### [Aim of the task]
Check each line of the entries below for the string "природных"; copy every line where it appears.

Stored records:
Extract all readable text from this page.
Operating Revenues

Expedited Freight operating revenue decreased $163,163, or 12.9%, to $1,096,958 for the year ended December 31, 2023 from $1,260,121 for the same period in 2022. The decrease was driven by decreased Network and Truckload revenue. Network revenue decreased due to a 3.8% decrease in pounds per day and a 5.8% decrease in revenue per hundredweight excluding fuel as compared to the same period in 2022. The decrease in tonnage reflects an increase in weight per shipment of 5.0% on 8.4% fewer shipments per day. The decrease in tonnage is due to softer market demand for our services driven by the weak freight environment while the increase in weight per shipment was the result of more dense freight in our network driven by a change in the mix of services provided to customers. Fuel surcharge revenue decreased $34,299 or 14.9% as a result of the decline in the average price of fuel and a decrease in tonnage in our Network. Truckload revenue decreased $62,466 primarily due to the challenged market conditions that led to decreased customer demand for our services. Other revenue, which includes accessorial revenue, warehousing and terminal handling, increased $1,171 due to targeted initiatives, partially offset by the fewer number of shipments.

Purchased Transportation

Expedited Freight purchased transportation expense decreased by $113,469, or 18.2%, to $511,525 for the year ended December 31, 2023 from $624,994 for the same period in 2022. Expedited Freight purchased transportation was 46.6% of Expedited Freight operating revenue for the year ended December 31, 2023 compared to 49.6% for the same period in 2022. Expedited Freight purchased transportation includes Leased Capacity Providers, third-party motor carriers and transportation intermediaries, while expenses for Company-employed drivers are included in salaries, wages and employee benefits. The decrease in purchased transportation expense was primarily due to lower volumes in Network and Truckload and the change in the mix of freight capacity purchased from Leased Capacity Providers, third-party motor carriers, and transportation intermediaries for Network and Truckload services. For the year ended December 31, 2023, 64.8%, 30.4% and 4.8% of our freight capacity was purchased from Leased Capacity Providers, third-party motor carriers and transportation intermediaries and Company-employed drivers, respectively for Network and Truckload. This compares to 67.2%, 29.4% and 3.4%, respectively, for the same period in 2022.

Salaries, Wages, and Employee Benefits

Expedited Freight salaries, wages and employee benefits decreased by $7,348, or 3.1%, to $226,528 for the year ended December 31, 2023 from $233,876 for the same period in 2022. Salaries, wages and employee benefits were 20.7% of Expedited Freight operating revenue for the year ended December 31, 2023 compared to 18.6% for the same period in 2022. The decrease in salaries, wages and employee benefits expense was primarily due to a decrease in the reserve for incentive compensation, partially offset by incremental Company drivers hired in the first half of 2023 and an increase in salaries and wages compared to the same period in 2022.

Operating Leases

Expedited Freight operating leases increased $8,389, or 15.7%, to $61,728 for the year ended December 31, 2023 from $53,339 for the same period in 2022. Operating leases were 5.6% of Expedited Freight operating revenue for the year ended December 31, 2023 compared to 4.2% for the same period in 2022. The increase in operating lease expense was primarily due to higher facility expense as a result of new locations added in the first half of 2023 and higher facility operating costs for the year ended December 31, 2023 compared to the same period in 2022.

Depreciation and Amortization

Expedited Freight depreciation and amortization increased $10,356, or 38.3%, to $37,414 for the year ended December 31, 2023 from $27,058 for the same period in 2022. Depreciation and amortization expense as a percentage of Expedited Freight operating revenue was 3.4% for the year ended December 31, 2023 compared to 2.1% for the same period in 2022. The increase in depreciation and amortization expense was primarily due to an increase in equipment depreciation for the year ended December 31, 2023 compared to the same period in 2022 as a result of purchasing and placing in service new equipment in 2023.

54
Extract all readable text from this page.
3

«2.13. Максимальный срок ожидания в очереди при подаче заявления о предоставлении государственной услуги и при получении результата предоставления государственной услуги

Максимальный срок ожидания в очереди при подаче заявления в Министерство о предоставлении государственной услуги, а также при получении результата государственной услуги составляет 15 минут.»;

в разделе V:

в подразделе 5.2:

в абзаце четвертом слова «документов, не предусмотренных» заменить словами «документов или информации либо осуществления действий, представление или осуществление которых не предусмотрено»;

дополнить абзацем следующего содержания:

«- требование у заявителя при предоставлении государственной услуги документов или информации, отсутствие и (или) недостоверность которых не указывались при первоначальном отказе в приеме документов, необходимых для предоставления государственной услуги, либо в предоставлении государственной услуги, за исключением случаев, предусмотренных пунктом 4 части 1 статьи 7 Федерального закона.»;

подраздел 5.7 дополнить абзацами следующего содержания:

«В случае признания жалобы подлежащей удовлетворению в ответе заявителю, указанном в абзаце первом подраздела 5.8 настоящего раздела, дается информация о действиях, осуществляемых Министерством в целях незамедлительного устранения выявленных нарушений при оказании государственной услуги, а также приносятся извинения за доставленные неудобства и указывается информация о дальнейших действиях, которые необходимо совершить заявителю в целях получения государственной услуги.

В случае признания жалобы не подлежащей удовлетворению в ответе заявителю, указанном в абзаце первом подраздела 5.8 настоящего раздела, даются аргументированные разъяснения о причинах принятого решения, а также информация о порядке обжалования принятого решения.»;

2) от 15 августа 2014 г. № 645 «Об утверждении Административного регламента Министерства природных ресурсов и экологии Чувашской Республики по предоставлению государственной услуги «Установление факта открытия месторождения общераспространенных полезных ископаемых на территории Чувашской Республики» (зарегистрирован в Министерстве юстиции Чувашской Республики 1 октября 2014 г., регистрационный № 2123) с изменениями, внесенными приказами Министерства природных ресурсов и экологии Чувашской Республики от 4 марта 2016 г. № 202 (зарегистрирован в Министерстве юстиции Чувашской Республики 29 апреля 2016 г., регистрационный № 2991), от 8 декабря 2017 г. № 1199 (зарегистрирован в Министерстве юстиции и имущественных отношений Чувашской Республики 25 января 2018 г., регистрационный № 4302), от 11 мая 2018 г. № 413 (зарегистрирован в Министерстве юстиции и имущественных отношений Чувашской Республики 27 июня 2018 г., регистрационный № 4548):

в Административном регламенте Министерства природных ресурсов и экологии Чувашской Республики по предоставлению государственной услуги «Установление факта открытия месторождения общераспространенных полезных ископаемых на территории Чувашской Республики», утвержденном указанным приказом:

### [Completed exercise]
2) от 15 августа 2014 г. № 645 «Об утверждении Административного регламента Министерства природных ресурсов и экологии Чувашской Республики по предоставлению государственной услуги «Установление факта открытия месторождения общераспространенных полезных ископаемых на территории Чувашской Республики» (зарегистрирован в Министерстве юстиции Чувашской Республики 1 октября 2014 г., регистрационный № 2123) с изменениями, внесенными приказами Министерства природных ресурсов и экологии Чувашской Республики от 4 марта 2016 г. № 202 (зарегистрирован в Министерстве юстиции Чувашской Республики 29 апреля 2016 г., регистрационный № 2991), от 8 декабря 2017 г. № 1199 (зарегистрирован в Министерстве юстиции и имущественных отношений Чувашской Республики 25 января 2018 г., регистрационный № 4302), от 11 мая 2018 г. № 413 (зарегистрирован в Министерстве юстиции и имущественных отношений Чувашской Республики 27 июня 2018 г., регистрационный № 4548):
в Административном регламенте Министерства природных ресурсов и экологии Чувашской Республики по предоставлению государственной услуги «Установление факта открытия месторождения общераспространенных полезных ископаемых на территории Чувашской Республики», утвержденном указанным приказом:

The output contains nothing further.